## Given task:
Extract all data as written.

## Task data:

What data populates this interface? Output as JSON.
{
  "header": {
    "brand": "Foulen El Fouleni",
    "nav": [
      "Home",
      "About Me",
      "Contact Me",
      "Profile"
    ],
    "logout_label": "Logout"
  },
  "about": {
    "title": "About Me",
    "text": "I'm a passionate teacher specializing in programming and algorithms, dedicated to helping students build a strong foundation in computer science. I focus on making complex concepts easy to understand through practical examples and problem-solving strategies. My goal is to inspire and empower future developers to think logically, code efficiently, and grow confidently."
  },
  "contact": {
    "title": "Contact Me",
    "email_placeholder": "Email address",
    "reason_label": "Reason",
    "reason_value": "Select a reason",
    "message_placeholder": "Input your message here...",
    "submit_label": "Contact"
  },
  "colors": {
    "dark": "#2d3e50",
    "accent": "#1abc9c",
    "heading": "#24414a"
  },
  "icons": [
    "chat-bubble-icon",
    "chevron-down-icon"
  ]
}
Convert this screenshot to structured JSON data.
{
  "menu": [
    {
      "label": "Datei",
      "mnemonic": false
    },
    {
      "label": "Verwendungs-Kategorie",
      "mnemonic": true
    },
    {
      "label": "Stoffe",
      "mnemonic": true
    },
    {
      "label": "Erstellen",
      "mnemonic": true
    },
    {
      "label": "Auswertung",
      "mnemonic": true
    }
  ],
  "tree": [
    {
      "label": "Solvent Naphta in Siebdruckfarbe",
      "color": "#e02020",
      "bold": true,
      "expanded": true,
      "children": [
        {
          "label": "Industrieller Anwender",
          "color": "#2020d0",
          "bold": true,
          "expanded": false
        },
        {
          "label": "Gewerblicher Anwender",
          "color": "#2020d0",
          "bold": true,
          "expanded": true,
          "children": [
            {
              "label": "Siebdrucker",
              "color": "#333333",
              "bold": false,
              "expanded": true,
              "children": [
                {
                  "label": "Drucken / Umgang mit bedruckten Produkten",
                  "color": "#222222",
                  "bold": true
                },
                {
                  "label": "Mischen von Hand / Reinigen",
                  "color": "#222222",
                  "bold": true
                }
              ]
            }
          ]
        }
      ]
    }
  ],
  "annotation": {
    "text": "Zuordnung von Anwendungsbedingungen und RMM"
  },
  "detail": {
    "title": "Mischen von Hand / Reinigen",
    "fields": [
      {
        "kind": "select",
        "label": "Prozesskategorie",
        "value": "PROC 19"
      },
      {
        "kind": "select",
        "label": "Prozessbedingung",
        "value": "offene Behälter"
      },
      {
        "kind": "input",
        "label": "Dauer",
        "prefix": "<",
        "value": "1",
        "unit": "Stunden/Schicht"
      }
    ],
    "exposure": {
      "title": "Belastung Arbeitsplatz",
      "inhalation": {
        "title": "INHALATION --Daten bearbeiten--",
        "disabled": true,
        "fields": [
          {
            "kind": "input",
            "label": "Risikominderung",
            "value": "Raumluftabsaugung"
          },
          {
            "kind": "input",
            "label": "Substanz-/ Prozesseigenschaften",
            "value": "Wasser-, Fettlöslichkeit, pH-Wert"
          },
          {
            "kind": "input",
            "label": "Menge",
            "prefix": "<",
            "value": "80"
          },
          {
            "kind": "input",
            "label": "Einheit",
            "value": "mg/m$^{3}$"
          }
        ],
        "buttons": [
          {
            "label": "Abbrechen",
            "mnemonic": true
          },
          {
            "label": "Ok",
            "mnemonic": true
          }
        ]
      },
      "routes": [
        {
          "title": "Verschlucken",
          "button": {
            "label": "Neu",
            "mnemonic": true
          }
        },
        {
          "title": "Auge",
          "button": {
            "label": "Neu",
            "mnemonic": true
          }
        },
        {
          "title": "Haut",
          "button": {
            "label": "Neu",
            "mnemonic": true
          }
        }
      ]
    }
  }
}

## Exercise solution:
What data populates this interface? Output as JSON.
{
  "header": {
    "brand": "Foulen El Fouleni",
    "nav": [
      "Home",
      "About Me",
      "Contact Me",
      "Profile"
    ],
    "logout_label": "Logout"
  },
  "about": {
    "title": "About Me",
    "text": "I'm a passionate teacher specializing in programming and algorithms, dedicated to helping students build a strong foundation in computer science. I focus on making complex concepts easy to understand through practical examples and problem-solving strategies. My goal is to inspire and empower future developers to think logically, code efficiently, and grow confidently."
  },
  "contact": {
    "title": "Contact Me",
    "email_placeholder": "Email address",
    "reason_label": "Reason",
    "reason_value": "Select a reason",
    "message_placeholder": "Input your message here...",
    "submit_label": "Contact"
  },
  "colors": {
    "dark": "#2d3e50",
    "accent": "#1abc9c",
    "heading": "#24414a"
  },
  "icons": [
    "chat-bubble-icon",
    "chevron-down-icon"
  ]
}
Convert this screenshot to structured JSON data.
{
  "menu": [
    {
      "label": "Datei",
      "mnemonic": false
    },
    {
      "label": "Verwendungs-Kategorie",
      "mnemonic": true
    },
    {
      "label": "Stoffe",
      "mnemonic": true
    },
    {
      "label": "Erstellen",
      "mnemonic": true
    },
    {
      "label": "Auswertung",
      "mnemonic": true
    }
  ],
  "tree": [
    {
      "label": "Solvent Naphta in Siebdruckfarbe",
      "color": "#e02020",
      "bold": true,
      "expanded": true,
      "children": [
        {
          "label": "Industrieller Anwender",
          "color": "#2020d0",
          "bold": true,
          "expanded": false
        },
        {
          "label": "Gewerblicher Anwender",
          "color": "#2020d0",
          "bold": true,
          "expanded": true,
          "children": [
            {
              "label": "Siebdrucker",
              "color": "#333333",
              "bold": false,
              "expanded": true,
              "children": [
                {
                  "label": "Drucken / Umgang mit bedruckten Produkten",
                  "color": "#222222",
                  "bold": true
                },
                {
                  "label": "Mischen von Hand / Reinigen",
                  "color": "#222222",
                  "bold": true
                }
              ]
            }
          ]
        }
      ]
    }
  ],
  "annotation": {
    "text": "Zuordnung von Anwendungsbedingungen und RMM"
  },
  "detail": {
    "title": "Mischen von Hand / Reinigen",
    "fields": [
      {
        "kind": "select",
        "label": "Prozesskategorie",
        "value": "PROC 19"
      },
      {
        "kind": "select",
        "label": "Prozessbedingung",
        "value": "offene Behälter"
      },
      {
        "kind": "input",
        "label": "Dauer",
        "prefix": "<",
        "value": "1",
        "unit": "Stunden/Schicht"
      }
    ],
    "exposure": {
      "title": "Belastung Arbeitsplatz",
      "inhalation": {
        "title": "INHALATION --Daten bearbeiten--",
        "disabled": true,
        "fields": [
          {
            "kind": "input",
            "label": "Risikominderung",
            "value": "Raumluftabsaugung"
          },
          {
            "kind": "input",
            "label": "Substanz-/ Prozesseigenschaften",
            "value": "Wasser-, Fettlöslichkeit, pH-Wert"
          },
          {
            "kind": "input",
            "label": "Menge",
            "prefix": "<",
            "value": "80"
          },
          {
            "kind": "input",
            "label": "Einheit",
            "value": "mg/m$^{3}$"
          }
        ],
        "buttons": [
          {
            "label": "Abbrechen",
            "mnemonic": true
          },
          {
            "label": "Ok",
            "mnemonic": true
          }
        ]
      },
      "routes": [
        {
          "title": "Verschlucken",
          "button": {
            "label": "Neu",
            "mnemonic": true
          }
        },
        {
          "title": "Auge",
          "button": {
            "label": "Neu",
            "mnemonic": true
          }
        },
        {
          "title": "Haut",
          "button": {
            "label": "Neu",
            "mnemonic": true
          }
        }
      ]
    }
  }
}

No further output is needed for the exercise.